> **PROBLEM DESCRIPTION**:
Answer these questions using the Icahn Enterprises excerpt below:
1. Roughly how many Icahn Enterprises shares are currently sold short?
2. How large a stake in the holding company does Carl Icahn hold?
3. How much have short sellers betting against Block gained in mark-to-market profits since the March 23 report?

> **TEXT EXCERPT**:
Those paltry returns are because Icahn Enterprises is one of the least shorted stocks in terms of shares available for trading among companies with market values above $1 billion.
Roughly 740,000 shares are currently sold short, down from a 2023 peak of 1.23 million shares shorted in March, according to Ihor Dusaniwsky, S3 Partners’ managing director of predictive analytics.
It’s unclear how large of a short position Hindenburg has and the data imply that “it is unlikely” for Hindenburg to make up the bulk of the shares shorted, Dusaniwsky said, meaning “there were shorts in this trade well before the Hindenburg report.” Hindenburg didn’t respond to an email seeking additional comment.
Of course, there are other ways to bet against Icahn’s empire. Profits may be much greater than $9 million when accounting for options trading. The stock’s slide toward $30 has pulled a range of put options deep into the money, likely bringing robust returns for investors who played the sharp decline.
Bearish bets in the options market have been piling up since early April. Total put open interest more than doubled from April 6 through Monday, before the report was released, according to data compiled by Bloomberg. Implied volatility and the put skew increased, signaling traders were paying more to bet on a share-price decline.
Icahn hit back at Hindenburg hours after the report came out, saying that the firm’s performance would “speak for itself over the long term as it always has.” Carl Icahn holds a stake in the holding company of more than 88%, data compiled by Bloomberg show.
Shares fell 19% Wednesday, following Tuesday’s record 20% tumble, to close at the lowest since December 2010. More than 33 million shares changed hands over the two-day slide, more than 25-times the average over the past year.
Hindenburg, a New York-based investment firm, has waged campaigns against increasingly high-profile companies and leaders. Tuesday’s report followed recent attacks on the billionaire Gautam Adani’s business empire and Jack Dorsey’s Block Inc.
Explainer: What’s Short Selling? Who Is Hindenburg Research?
Returns for short-sellers that joined Hindenburg in betting against Block have been lucrative, according to S3 data. Since the March 23 report, short sellers are up $126.3 million in mark-to-market profits, Dusaniwsky said. Nearly 5% of Block shares available to trade are currently sold short, meaning plenty of investors are banking on further downside, data show.
While the bets have been lucrative for short sellers on the day reports are published — Hindenburg has driven a flurry of double-digit drops in their targets — the longer-term returns are a touch more mixed. Wagers against Genius Brands International Inc. and Ideanomics Inc. resulted in hefty returns as shares tanked while New Pacific Metals Corp. and Establishment Labs Holdings Inc. traded higher three months after the report.

> **DATA SHOWN**:
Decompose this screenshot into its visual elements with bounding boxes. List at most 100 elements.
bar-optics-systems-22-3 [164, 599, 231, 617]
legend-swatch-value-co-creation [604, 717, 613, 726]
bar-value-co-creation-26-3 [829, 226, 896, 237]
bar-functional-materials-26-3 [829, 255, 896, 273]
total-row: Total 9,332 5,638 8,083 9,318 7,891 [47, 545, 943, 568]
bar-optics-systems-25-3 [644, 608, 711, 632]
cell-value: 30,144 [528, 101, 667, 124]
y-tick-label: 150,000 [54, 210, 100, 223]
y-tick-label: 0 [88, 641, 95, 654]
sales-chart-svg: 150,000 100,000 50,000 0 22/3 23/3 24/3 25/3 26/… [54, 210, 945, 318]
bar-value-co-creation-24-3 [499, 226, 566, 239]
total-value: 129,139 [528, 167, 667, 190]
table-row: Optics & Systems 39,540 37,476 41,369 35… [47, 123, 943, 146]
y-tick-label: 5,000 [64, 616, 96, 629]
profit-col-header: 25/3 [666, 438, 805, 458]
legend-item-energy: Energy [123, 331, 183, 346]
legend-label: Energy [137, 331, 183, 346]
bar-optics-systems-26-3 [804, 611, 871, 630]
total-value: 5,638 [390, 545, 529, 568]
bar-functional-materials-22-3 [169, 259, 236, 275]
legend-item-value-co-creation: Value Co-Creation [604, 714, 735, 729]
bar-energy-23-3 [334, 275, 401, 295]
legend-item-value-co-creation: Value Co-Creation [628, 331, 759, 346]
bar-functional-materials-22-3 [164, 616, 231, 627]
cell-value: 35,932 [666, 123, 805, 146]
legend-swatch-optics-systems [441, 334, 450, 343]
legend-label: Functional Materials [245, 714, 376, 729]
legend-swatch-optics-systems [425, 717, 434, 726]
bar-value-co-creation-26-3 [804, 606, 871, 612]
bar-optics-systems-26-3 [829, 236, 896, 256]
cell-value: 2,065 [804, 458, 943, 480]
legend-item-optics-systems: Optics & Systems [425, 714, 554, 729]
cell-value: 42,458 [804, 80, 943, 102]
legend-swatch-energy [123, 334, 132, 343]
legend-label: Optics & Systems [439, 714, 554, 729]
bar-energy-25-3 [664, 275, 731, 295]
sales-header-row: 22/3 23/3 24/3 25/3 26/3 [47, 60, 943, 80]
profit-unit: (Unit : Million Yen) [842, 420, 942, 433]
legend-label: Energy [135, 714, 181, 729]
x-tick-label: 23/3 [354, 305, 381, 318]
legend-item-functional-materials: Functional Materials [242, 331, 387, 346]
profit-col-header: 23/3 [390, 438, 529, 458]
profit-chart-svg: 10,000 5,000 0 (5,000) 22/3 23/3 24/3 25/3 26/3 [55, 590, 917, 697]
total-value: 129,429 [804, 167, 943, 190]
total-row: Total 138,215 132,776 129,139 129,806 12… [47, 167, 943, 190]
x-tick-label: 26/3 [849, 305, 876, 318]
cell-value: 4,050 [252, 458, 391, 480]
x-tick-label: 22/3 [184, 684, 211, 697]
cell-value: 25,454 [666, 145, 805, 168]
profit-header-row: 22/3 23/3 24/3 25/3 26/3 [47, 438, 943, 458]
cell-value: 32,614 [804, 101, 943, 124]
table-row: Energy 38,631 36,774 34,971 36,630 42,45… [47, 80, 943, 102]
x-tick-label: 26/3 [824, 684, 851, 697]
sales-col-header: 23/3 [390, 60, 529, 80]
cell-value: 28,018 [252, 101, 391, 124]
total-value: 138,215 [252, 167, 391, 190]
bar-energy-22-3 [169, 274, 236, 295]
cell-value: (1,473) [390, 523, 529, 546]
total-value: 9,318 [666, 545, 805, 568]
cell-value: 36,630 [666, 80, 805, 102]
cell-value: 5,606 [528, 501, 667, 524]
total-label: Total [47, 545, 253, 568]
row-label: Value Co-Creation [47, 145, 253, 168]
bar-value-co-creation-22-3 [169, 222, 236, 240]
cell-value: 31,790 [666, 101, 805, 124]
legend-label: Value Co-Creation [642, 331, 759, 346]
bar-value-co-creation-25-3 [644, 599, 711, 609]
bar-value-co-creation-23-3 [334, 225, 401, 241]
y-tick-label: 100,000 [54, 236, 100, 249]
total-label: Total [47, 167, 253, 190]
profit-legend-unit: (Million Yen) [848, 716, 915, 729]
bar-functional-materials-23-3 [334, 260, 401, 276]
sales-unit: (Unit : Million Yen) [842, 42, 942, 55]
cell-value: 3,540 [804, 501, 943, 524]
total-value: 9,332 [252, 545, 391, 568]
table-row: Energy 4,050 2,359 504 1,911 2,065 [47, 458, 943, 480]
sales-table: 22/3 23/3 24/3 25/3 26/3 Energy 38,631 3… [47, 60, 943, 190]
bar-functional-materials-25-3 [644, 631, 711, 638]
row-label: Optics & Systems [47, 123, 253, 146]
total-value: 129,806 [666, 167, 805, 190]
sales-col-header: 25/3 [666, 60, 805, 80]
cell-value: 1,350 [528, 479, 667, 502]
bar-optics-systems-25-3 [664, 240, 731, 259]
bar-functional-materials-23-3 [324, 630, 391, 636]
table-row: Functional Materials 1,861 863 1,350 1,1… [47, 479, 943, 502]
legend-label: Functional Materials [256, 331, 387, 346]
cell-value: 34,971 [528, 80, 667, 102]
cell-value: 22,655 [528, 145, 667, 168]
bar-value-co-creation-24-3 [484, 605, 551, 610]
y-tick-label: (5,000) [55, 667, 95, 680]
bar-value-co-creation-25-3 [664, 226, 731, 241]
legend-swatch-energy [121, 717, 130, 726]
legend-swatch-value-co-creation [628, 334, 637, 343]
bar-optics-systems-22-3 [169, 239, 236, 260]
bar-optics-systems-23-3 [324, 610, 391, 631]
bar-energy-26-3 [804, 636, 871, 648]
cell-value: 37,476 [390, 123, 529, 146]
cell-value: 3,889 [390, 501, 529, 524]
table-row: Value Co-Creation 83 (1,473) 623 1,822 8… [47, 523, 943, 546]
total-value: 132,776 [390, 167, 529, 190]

> **EXERCISE RESPONSE**:
1. Roughly 740,000 shares.
2. More than 88%.
3. $126.3 million.